## Task brief
Without the images, output each record below as it stands.
+ + + + +
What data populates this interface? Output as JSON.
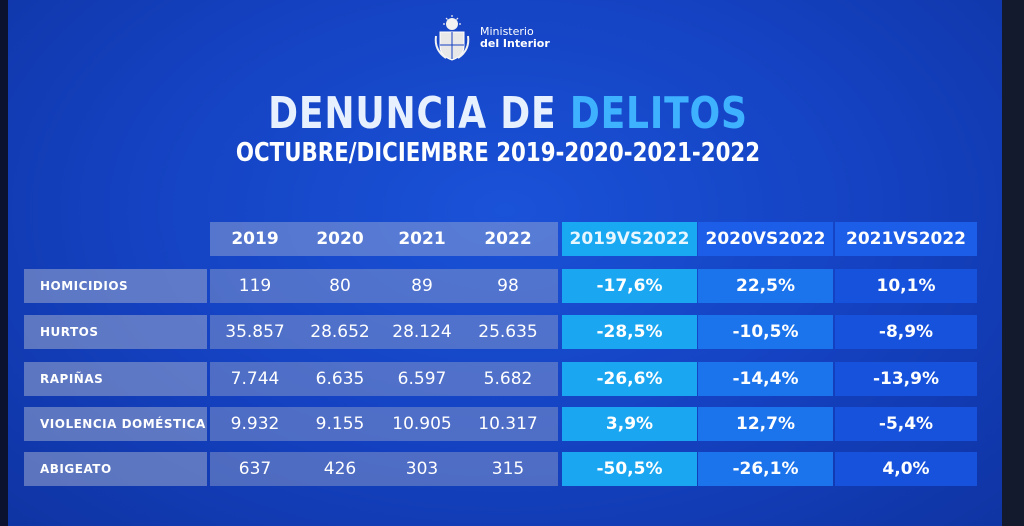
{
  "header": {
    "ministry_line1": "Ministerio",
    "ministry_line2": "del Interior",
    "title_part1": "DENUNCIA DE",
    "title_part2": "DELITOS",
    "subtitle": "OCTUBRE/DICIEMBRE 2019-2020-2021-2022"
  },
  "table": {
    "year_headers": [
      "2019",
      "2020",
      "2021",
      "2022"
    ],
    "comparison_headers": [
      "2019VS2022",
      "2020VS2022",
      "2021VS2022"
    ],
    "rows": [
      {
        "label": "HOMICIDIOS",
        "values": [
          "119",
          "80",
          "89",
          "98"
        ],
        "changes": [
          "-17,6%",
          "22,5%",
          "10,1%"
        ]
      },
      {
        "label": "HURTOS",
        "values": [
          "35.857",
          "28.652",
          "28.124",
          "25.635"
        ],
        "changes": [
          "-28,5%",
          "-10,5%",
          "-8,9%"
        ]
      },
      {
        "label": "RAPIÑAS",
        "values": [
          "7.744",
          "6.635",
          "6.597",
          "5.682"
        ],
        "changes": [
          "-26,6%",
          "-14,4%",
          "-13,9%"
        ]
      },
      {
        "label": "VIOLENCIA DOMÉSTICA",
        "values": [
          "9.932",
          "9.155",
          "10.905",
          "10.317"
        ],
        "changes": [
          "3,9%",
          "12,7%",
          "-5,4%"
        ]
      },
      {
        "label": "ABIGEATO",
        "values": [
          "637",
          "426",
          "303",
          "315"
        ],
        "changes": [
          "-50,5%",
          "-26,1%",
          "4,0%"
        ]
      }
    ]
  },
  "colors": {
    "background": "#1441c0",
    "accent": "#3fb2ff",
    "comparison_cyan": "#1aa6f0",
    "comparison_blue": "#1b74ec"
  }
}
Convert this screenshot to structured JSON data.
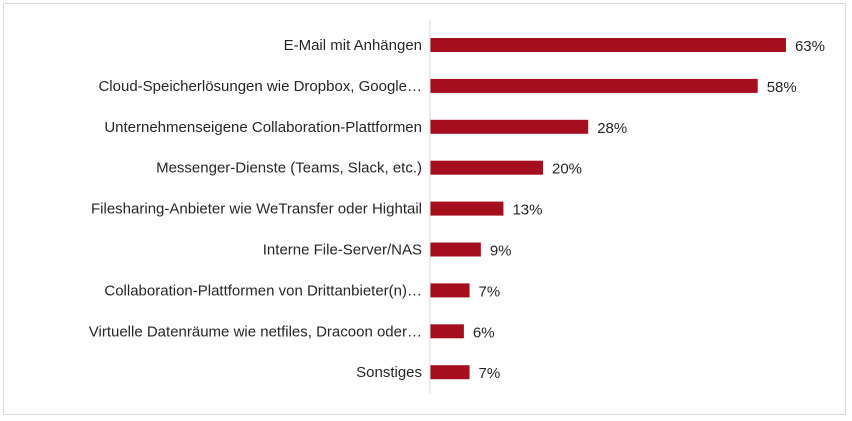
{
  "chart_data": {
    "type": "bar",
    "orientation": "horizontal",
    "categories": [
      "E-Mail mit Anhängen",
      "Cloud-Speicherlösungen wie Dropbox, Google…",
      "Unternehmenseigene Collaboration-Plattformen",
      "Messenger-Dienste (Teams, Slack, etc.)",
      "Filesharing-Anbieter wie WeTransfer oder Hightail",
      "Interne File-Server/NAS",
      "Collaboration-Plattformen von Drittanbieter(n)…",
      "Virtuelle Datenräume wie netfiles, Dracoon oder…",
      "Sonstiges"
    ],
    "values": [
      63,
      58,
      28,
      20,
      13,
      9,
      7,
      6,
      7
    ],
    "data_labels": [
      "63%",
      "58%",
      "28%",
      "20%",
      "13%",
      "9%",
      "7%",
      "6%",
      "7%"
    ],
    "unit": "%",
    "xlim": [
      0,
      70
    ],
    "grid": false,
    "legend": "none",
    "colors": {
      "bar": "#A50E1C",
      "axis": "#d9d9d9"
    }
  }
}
+ + + + +
## Worked solution
What data populates this interface? Output as JSON.
{
  "header": {
    "ministry_line1": "Ministerio",
    "ministry_line2": "del Interior",
    "title_part1": "DENUNCIA DE",
    "title_part2": "DELITOS",
    "subtitle": "OCTUBRE/DICIEMBRE 2019-2020-2021-2022"
  },
  "table": {
    "year_headers": [
      "2019",
      "2020",
      "2021",
      "2022"
    ],
    "comparison_headers": [
      "2019VS2022",
      "2020VS2022",
      "2021VS2022"
    ],
    "rows": [
      {
        "label": "HOMICIDIOS",
        "values": [
          "119",
          "80",
          "89",
          "98"
        ],
        "changes": [
          "-17,6%",
          "22,5%",
          "10,1%"
        ]
      },
      {
        "label": "HURTOS",
        "values": [
          "35.857",
          "28.652",
          "28.124",
          "25.635"
        ],
        "changes": [
          "-28,5%",
          "-10,5%",
          "-8,9%"
        ]
      },
      {
        "label": "RAPIÑAS",
        "values": [
          "7.744",
          "6.635",
          "6.597",
          "5.682"
        ],
        "changes": [
          "-26,6%",
          "-14,4%",
          "-13,9%"
        ]
      },
      {
        "label": "VIOLENCIA DOMÉSTICA",
        "values": [
          "9.932",
          "9.155",
          "10.905",
          "10.317"
        ],
        "changes": [
          "3,9%",
          "12,7%",
          "-5,4%"
        ]
      },
      {
        "label": "ABIGEATO",
        "values": [
          "637",
          "426",
          "303",
          "315"
        ],
        "changes": [
          "-50,5%",
          "-26,1%",
          "4,0%"
        ]
      }
    ]
  },
  "colors": {
    "background": "#1441c0",
    "accent": "#3fb2ff",
    "comparison_cyan": "#1aa6f0",
    "comparison_blue": "#1b74ec"
  }
}
Convert this screenshot to structured JSON data.
{
  "chart_data": {
    "type": "bar",
    "orientation": "horizontal",
    "categories": [
      "E-Mail mit Anhängen",
      "Cloud-Speicherlösungen wie Dropbox, Google…",
      "Unternehmenseigene Collaboration-Plattformen",
      "Messenger-Dienste (Teams, Slack, etc.)",
      "Filesharing-Anbieter wie WeTransfer oder Hightail",
      "Interne File-Server/NAS",
      "Collaboration-Plattformen von Drittanbieter(n)…",
      "Virtuelle Datenräume wie netfiles, Dracoon oder…",
      "Sonstiges"
    ],
    "values": [
      63,
      58,
      28,
      20,
      13,
      9,
      7,
      6,
      7
    ],
    "data_labels": [
      "63%",
      "58%",
      "28%",
      "20%",
      "13%",
      "9%",
      "7%",
      "6%",
      "7%"
    ],
    "unit": "%",
    "xlim": [
      0,
      70
    ],
    "grid": false,
    "legend": "none",
    "colors": {
      "bar": "#A50E1C",
      "axis": "#d9d9d9"
    }
  }
}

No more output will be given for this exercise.